Return all entries word for word, but drop any images.

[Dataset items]
::::::::::

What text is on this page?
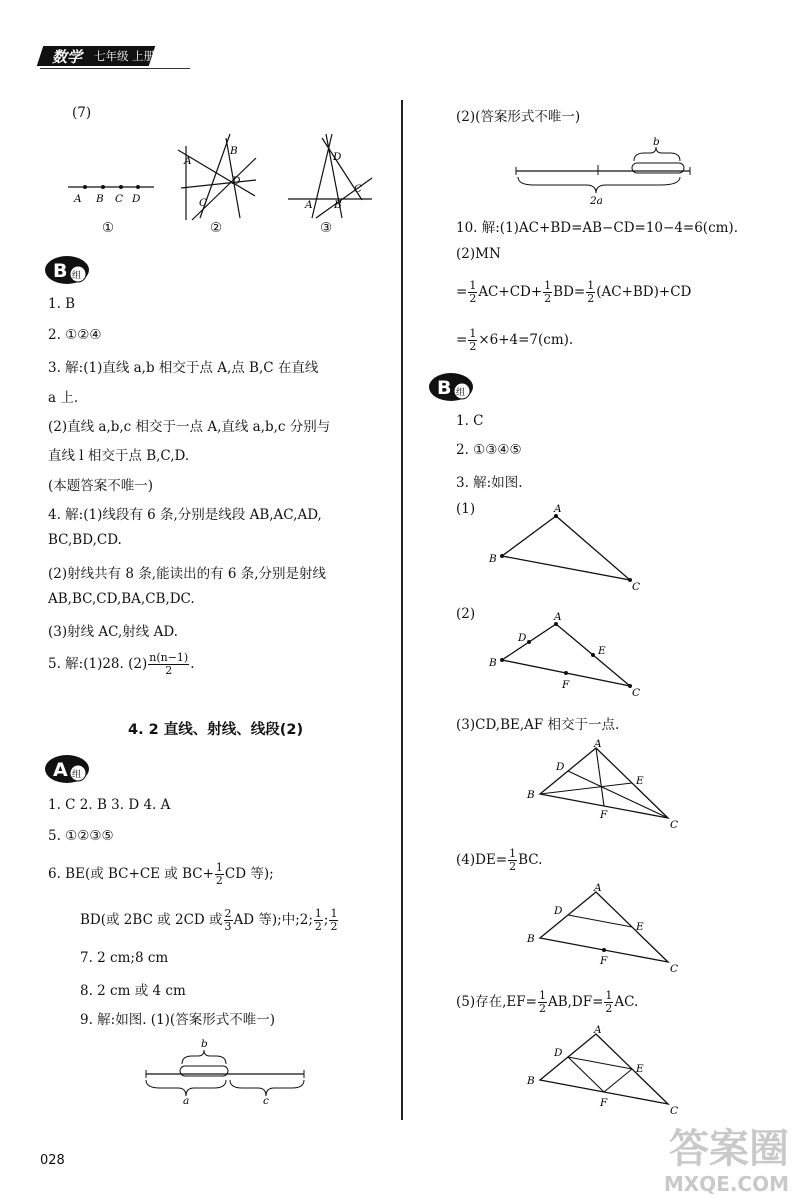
数学 七年级 上册
(7)
A B C D
A
B
D
C
D
C
A B
①	②	③
B 组
1. B
2. ①②④
3. 解:(1)直线 a,b 相交于点 A,点 B,C 在直线
a 上.
(2)直线 a,b,c 相交于一点 A,直线 a,b,c 分别与
直线 l 相交于点 B,C,D.
(本题答案不唯一)
4. 解:(1)线段有 6 条,分别是线段 AB,AC,AD,
BC,BD,CD.
(2)射线共有 8 条,能读出的有 6 条,分别是射线
AB,BC,CD,BA,CB,DC.
(3)射线 AC,射线 AD.
5. 解:(1)28. $(2) \frac{n(n-1)}{2}$ .
4. 2 直线、射线、线段(2)
A 组
1. C 2. B 3. D 4. A
5. ①②③⑤
6. BE(或 BC+CE 或 $BC+ \frac{1}{2}$ CD 等);
BD(或 2BC 或 2CD 或 $\frac{2}{3}$ AD 等);中;2; $\frac{1}{2}$ ; $\frac{1}{2}$
7. 2 cm;8 cm
8. 2 cm 或 4 cm
9. 解:如图. (1)(答案形式不唯一)
b
a	c
028
(2)(答案形式不唯一)
b
2a
10. 解:(1)AC+BD=AB−CD=10−4=6(cm).
(2)MN
= $\frac{1}{2} AC+CD+ \frac{1}{2} BD= \frac{1}{2} (AC+BD)+CD$
= $\frac{1}{2} \times 6+4=7(cm)$.
B 组
1. C
2. ①③④⑤
3. 解:如图.
(1)	A
B
C
(2)	A
D
E
B
F
C
(3)CD,BE,AF 相交于一点.
A
D
E
B
F
C
$(4)DE= \frac{1}{2}$ BC.
A
D
E
B
F
C
(5)存在$,EF= \frac{1}{2} AB,DF= \frac{1}{2}$ AC.
A
D
E
B
F
C
答案圈
MXQE.COM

::::::::::

*WORKED ANSWER*.
What text is on this page?
数学 七年级 上册
(7)
A B C D
A
B
D
C
D
C
A B
①	②	③
B 组
1. B
2. ①②④
3. 解:(1)直线 a,b 相交于点 A,点 B,C 在直线
a 上.
(2)直线 a,b,c 相交于一点 A,直线 a,b,c 分别与
直线 l 相交于点 B,C,D.
(本题答案不唯一)
4. 解:(1)线段有 6 条,分别是线段 AB,AC,AD,
BC,BD,CD.
(2)射线共有 8 条,能读出的有 6 条,分别是射线
AB,BC,CD,BA,CB,DC.
(3)射线 AC,射线 AD.
5. 解:(1)28. $(2) \frac{n(n-1)}{2}$ .
4. 2 直线、射线、线段(2)
A 组
1. C 2. B 3. D 4. A
5. ①②③⑤
6. BE(或 BC+CE 或 $BC+ \frac{1}{2}$ CD 等);
BD(或 2BC 或 2CD 或 $\frac{2}{3}$ AD 等);中;2; $\frac{1}{2}$ ; $\frac{1}{2}$
7. 2 cm;8 cm
8. 2 cm 或 4 cm
9. 解:如图. (1)(答案形式不唯一)
b
a	c
028
(2)(答案形式不唯一)
b
2a
10. 解:(1)AC+BD=AB−CD=10−4=6(cm).
(2)MN
= $\frac{1}{2} AC+CD+ \frac{1}{2} BD= \frac{1}{2} (AC+BD)+CD$
= $\frac{1}{2} \times 6+4=7(cm)$.
B 组
1. C
2. ①③④⑤
3. 解:如图.
(1)	A
B
C
(2)	A
D
E
B
F
C
(3)CD,BE,AF 相交于一点.
A
D
E
B
F
C
$(4)DE= \frac{1}{2}$ BC.
A
D
E
B
F
C
(5)存在$,EF= \frac{1}{2} AB,DF= \frac{1}{2}$ AC.
A
D
E
B
F
C
答案圈
MXQE.COM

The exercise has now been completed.